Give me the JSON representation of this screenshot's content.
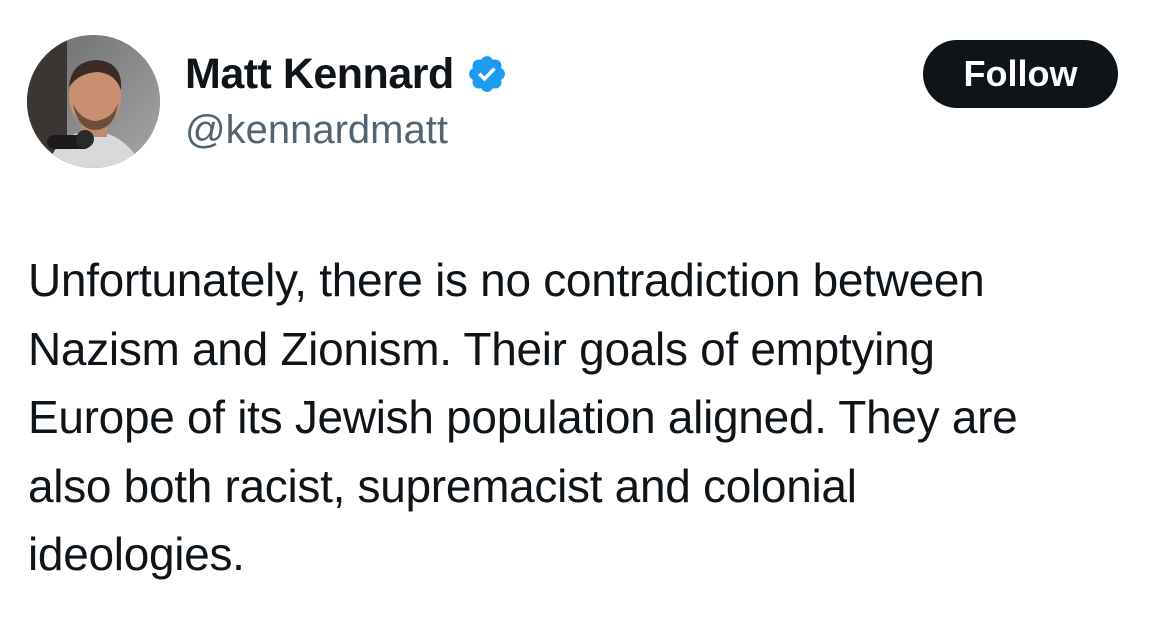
{
  "author": {
    "display_name": "Matt Kennard",
    "handle": "@kennardmatt",
    "verified": true,
    "verified_color": "#1d9bf0",
    "avatar_icon": "profile-photo"
  },
  "actions": {
    "follow_label": "Follow"
  },
  "tweet": {
    "text": "Unfortunately, there is no contradiction between\nNazism and Zionism. Their goals of emptying\nEurope of its Jewish population aligned. They are\nalso both racist, supremacist and colonial\nideologies."
  }
}
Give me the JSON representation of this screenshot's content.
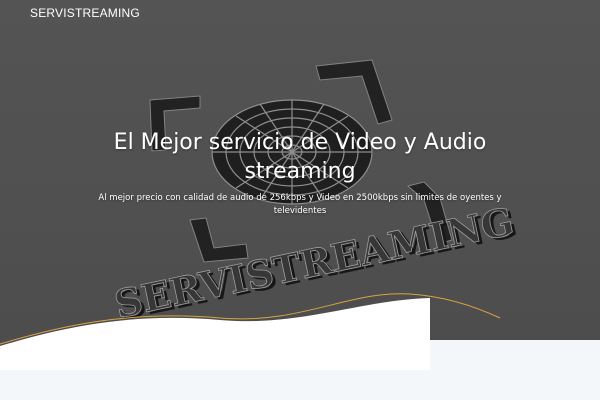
{
  "header": {
    "brand": "SERVISTREAMING"
  },
  "hero": {
    "title": "El Mejor servicio de Video y Audio streaming",
    "subtitle": "Al mejor precio con calidad de audio de 256kbps y Video en 2500kbps sin limites de oyentes y televidentes",
    "background_logo_text": "SERVISTREAMING"
  },
  "colors": {
    "hero_background": "#5b5b5b",
    "text": "#ffffff",
    "wave_line": "#d9a441",
    "page_background": "#f4f7fa"
  }
}
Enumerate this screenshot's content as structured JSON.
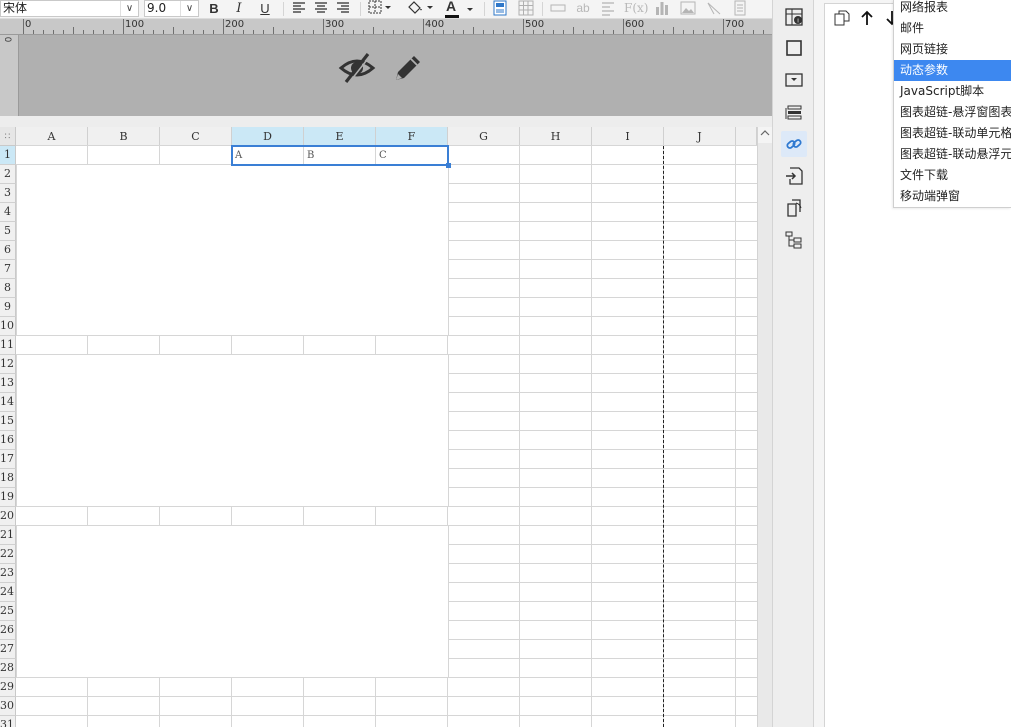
{
  "toolbar": {
    "font_name": "宋体",
    "font_size": "9.0",
    "bold": "B",
    "italic": "I",
    "underline": "U",
    "font_color_glyph": "A",
    "font_color": "#111111",
    "text_color_bar": "#d0021b"
  },
  "ruler": {
    "marks": [
      "0",
      "100",
      "200",
      "300",
      "400",
      "500",
      "600",
      "700"
    ],
    "vertical_mark": "0"
  },
  "header_band": {
    "hide_icon": "eye-slash-icon",
    "edit_icon": "pencil-icon"
  },
  "grid": {
    "columns": [
      "A",
      "B",
      "C",
      "D",
      "E",
      "F",
      "G",
      "H",
      "I",
      "J"
    ],
    "selected_columns": [
      "D",
      "E",
      "F"
    ],
    "rows": [
      "1",
      "2",
      "3",
      "4",
      "5",
      "6",
      "7",
      "8",
      "9",
      "10",
      "11",
      "12",
      "13",
      "14",
      "15",
      "16",
      "17",
      "18",
      "19",
      "20",
      "21",
      "22",
      "23",
      "24",
      "25",
      "26",
      "27",
      "28",
      "29",
      "30",
      "31"
    ],
    "cells": {
      "D1": "A",
      "E1": "B",
      "F1": "C"
    },
    "selection_color": "#3a7fd5",
    "scroll_up_glyph": "^"
  },
  "rail": {
    "icons": [
      "cell-attribute-icon",
      "border-icon",
      "dropdown-widget-icon",
      "stack-icon",
      "hyperlink-icon",
      "import-icon",
      "copy-icon",
      "tree-icon"
    ],
    "active": "hyperlink-icon"
  },
  "panel": {
    "tools": [
      "copy-icon",
      "arrow-up-icon",
      "arrow-down-icon"
    ]
  },
  "menu": {
    "items": [
      "网络报表",
      "邮件",
      "网页链接",
      "动态参数",
      "JavaScript脚本",
      "图表超链-悬浮窗图表",
      "图表超链-联动单元格",
      "图表超链-联动悬浮元素",
      "文件下载",
      "移动端弹窗"
    ],
    "selected": "动态参数",
    "selected_color": "#3d88f0"
  }
}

+++

◆ THE REQUEST: Beginning with the line with "Enumerate this screenshot's", repeat the entries above exactly, up to and including the last line, leaving out pictures.

◆ THE COMPLETED TASK:
Enumerate this screenshot's content as structured JSON.
{
  "toolbar": {
    "font_name": "宋体",
    "font_size": "9.0",
    "bold": "B",
    "italic": "I",
    "underline": "U",
    "font_color_glyph": "A",
    "font_color": "#111111",
    "text_color_bar": "#d0021b"
  },
  "ruler": {
    "marks": [
      "0",
      "100",
      "200",
      "300",
      "400",
      "500",
      "600",
      "700"
    ],
    "vertical_mark": "0"
  },
  "header_band": {
    "hide_icon": "eye-slash-icon",
    "edit_icon": "pencil-icon"
  },
  "grid": {
    "columns": [
      "A",
      "B",
      "C",
      "D",
      "E",
      "F",
      "G",
      "H",
      "I",
      "J"
    ],
    "selected_columns": [
      "D",
      "E",
      "F"
    ],
    "rows": [
      "1",
      "2",
      "3",
      "4",
      "5",
      "6",
      "7",
      "8",
      "9",
      "10",
      "11",
      "12",
      "13",
      "14",
      "15",
      "16",
      "17",
      "18",
      "19",
      "20",
      "21",
      "22",
      "23",
      "24",
      "25",
      "26",
      "27",
      "28",
      "29",
      "30",
      "31"
    ],
    "cells": {
      "D1": "A",
      "E1": "B",
      "F1": "C"
    },
    "selection_color": "#3a7fd5",
    "scroll_up_glyph": "^"
  },
  "rail": {
    "icons": [
      "cell-attribute-icon",
      "border-icon",
      "dropdown-widget-icon",
      "stack-icon",
      "hyperlink-icon",
      "import-icon",
      "copy-icon",
      "tree-icon"
    ],
    "active": "hyperlink-icon"
  },
  "panel": {
    "tools": [
      "copy-icon",
      "arrow-up-icon",
      "arrow-down-icon"
    ]
  },
  "menu": {
    "items": [
      "网络报表",
      "邮件",
      "网页链接",
      "动态参数",
      "JavaScript脚本",
      "图表超链-悬浮窗图表",
      "图表超链-联动单元格",
      "图表超链-联动悬浮元素",
      "文件下载",
      "移动端弹窗"
    ],
    "selected": "动态参数",
    "selected_color": "#3d88f0"
  }
}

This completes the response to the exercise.